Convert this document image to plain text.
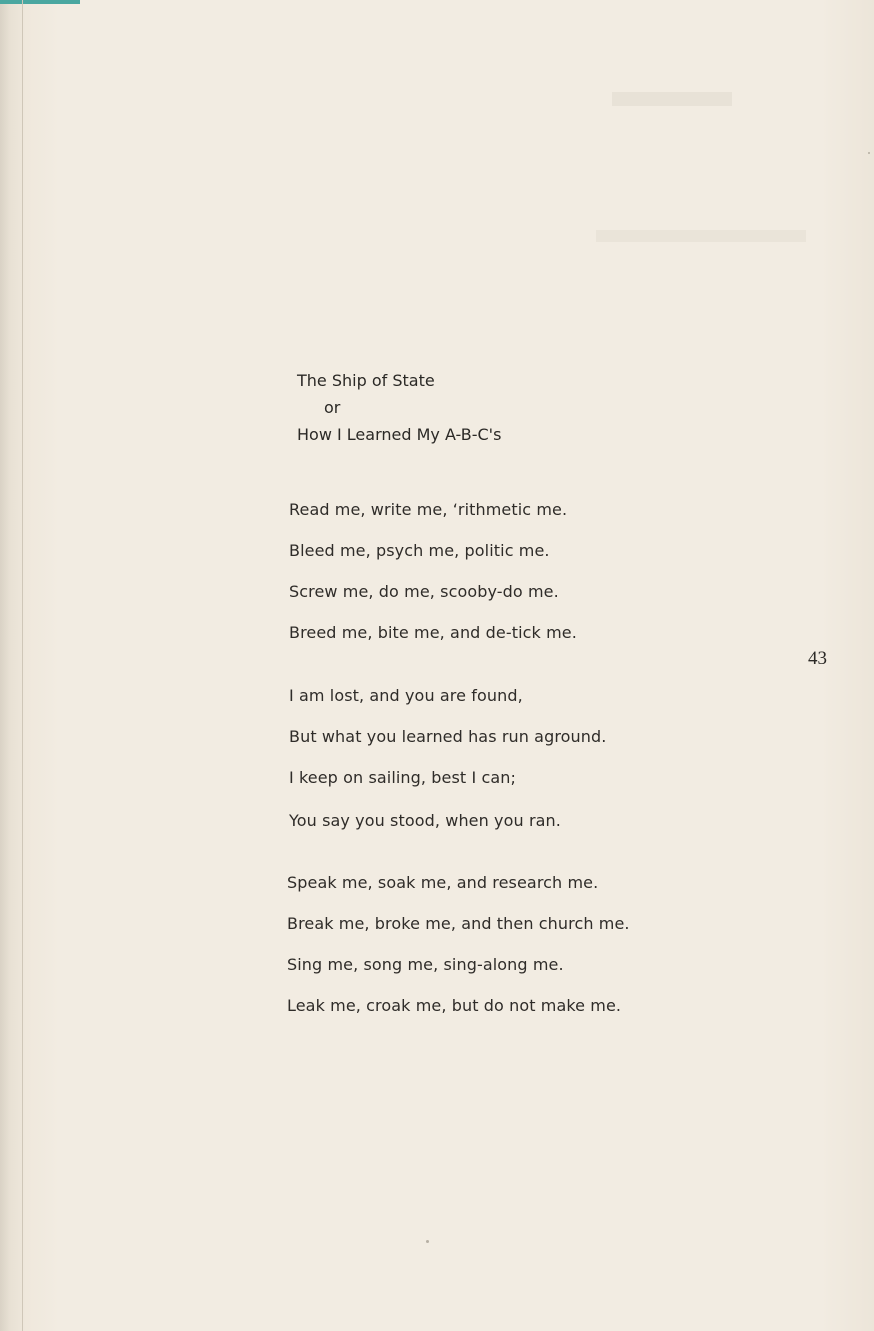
The Ship of State
or
How I Learned My A-B-C's
Read me, write me, ‘rithmetic me.
Bleed me, psych me, politic me.
Screw me, do me, scooby-do me.
Breed me, bite me, and de-tick me.
I am lost, and you are found,
But what you learned has run aground.
I keep on sailing, best I can;
You say you stood, when you ran.
Speak me, soak me, and research me.
Break me, broke me, and then church me.
Sing me, song me, sing-along me.
Leak me, croak me, but do not make me.
43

========================

**WHAT THE TASK ASKS**
All of the lines above should be retyped precisely, apart from the pictures.

**RESPONSE TO THE TASK**
Convert this document image to plain text.
The Ship of State
or
How I Learned My A-B-C's
Read me, write me, ‘rithmetic me.
Bleed me, psych me, politic me.
Screw me, do me, scooby-do me.
Breed me, bite me, and de-tick me.
I am lost, and you are found,
But what you learned has run aground.
I keep on sailing, best I can;
You say you stood, when you ran.
Speak me, soak me, and research me.
Break me, broke me, and then church me.
Sing me, song me, sing-along me.
Leak me, croak me, but do not make me.
43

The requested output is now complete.